## Goal
Scan the listing below for the word "Studio" and state how many lines hold it. Write nothing but the number.

## Dataset extract
----

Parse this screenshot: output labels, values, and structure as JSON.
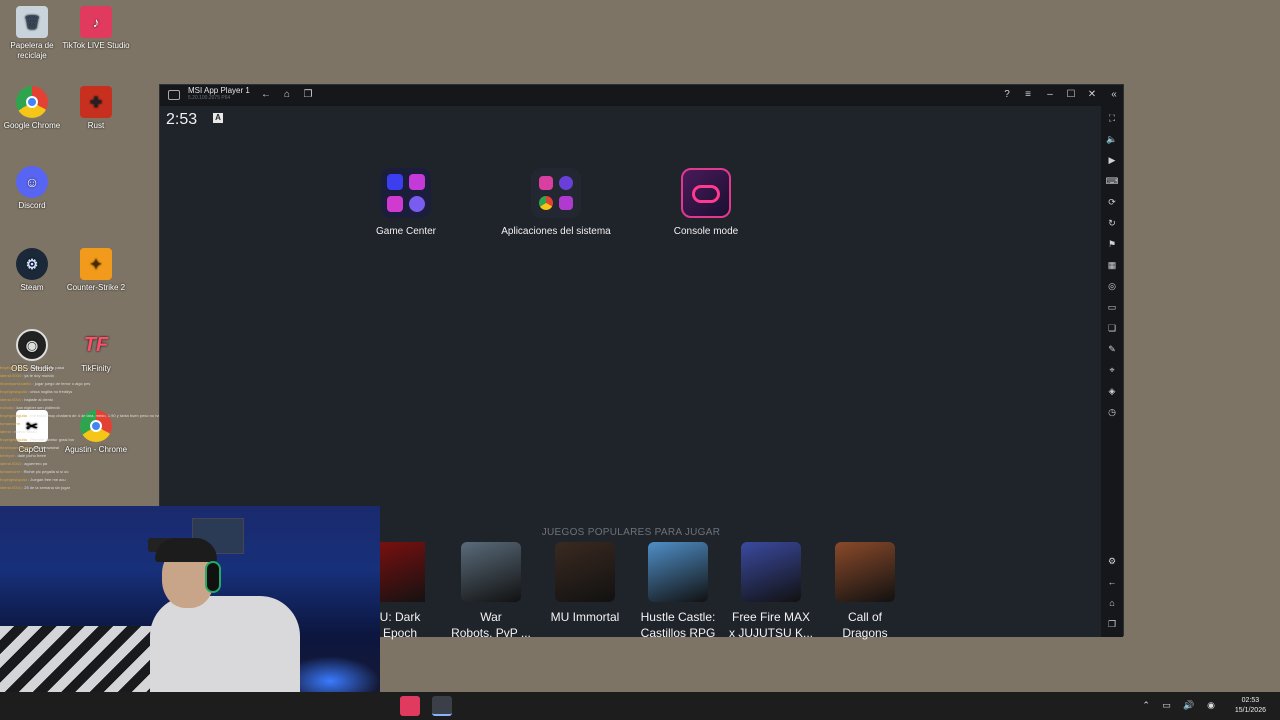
{
  "desktop": {
    "icons": [
      {
        "label": "Papelera de reciclaje",
        "icon": "recycle-bin-icon"
      },
      {
        "label": "TikTok LIVE Studio",
        "icon": "tiktok-icon"
      },
      {
        "label": "Google Chrome",
        "icon": "chrome-icon"
      },
      {
        "label": "Rust",
        "icon": "rust-icon"
      },
      {
        "label": "Discord",
        "icon": "discord-icon"
      },
      {
        "label": "Steam",
        "icon": "steam-icon"
      },
      {
        "label": "Counter-Strike 2",
        "icon": "counter-strike-icon"
      },
      {
        "label": "OBS Studio",
        "icon": "obs-icon"
      },
      {
        "label": "TikFinity",
        "icon": "tikfinity-icon"
      },
      {
        "label": "CapCut",
        "icon": "capcut-icon"
      },
      {
        "label": "Agustin - Chrome",
        "icon": "chrome-icon"
      }
    ]
  },
  "chat": {
    "rows": [
      {
        "user": "froyeigriskguita",
        "msg": "desde cuanto pasa"
      },
      {
        "user": "lateral.0004",
        "msg": "ya te doy mundo"
      },
      {
        "user": "ihrannyarskoaelio",
        "msg": "jugar juego de terror o algo pes"
      },
      {
        "user": "froyeigriskguita",
        "msg": "chica noglita no freddys"
      },
      {
        "user": "lateral.0004",
        "msg": "bajaste al ciento"
      },
      {
        "user": "nobody",
        "msg": "kan nigiber sen pidiendo"
      },
      {
        "user": "froyeigriskguita",
        "msg": "me estas muy chatarra de 4 de tara, medo, 1.90 y tanta buen peso no hay chance"
      },
      {
        "user": "tumaecurre",
        "msg": ""
      },
      {
        "user": "lateral",
        "msg": "nuevo xxaxd"
      },
      {
        "user": "froyeigriskguita",
        "msg": "Prenme diantur grasi bor"
      },
      {
        "user": "ihrannyarskoaelio",
        "msg": "Dc throwsteal"
      },
      {
        "user": "bertrywt",
        "msg": "dale pichu freee"
      },
      {
        "user": "lateral.0004",
        "msg": "aguerrero pa"
      },
      {
        "user": "tumaecurre",
        "msg": "Richie pic pegalla si si oo"
      },
      {
        "user": "froyeigriskguita",
        "msg": "Juegan free me acu"
      },
      {
        "user": "lateral.0004",
        "msg": "25 de la semana sin jugar"
      }
    ]
  },
  "emulator": {
    "title": "MSI App Player 1",
    "version": "5.20.100.2075 P64",
    "clock": "2:53",
    "status_badge": "A",
    "apps": [
      {
        "label": "Game Center"
      },
      {
        "label": "Aplicaciones del sistema"
      },
      {
        "label": "Console mode"
      }
    ],
    "popular_title": "JUEGOS POPULARES PARA JUGAR",
    "games": [
      {
        "line1": "U: Dark",
        "line2": "Epoch",
        "color": "#7a1010"
      },
      {
        "line1": "War",
        "line2": "Robots. PvP ...",
        "color": "#5a6b7a"
      },
      {
        "line1": "MU Immortal",
        "line2": "",
        "color": "#3a2a20"
      },
      {
        "line1": "Hustle Castle:",
        "line2": "Castillos RPG",
        "color": "#4f8fc8"
      },
      {
        "line1": "Free Fire MAX",
        "line2": "x JUJUTSU K...",
        "color": "#3b4aa0"
      },
      {
        "line1": "Call of",
        "line2": "Dragons",
        "color": "#8a4a2a"
      }
    ]
  },
  "taskbar": {
    "time": "02:53",
    "date": "15/1/2026"
  },
  "colors": {
    "desktop_bg": "#7d7465",
    "emulator_bg": "#1f232a",
    "accent": "#e03a5f"
  }
}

----

## Task answer
2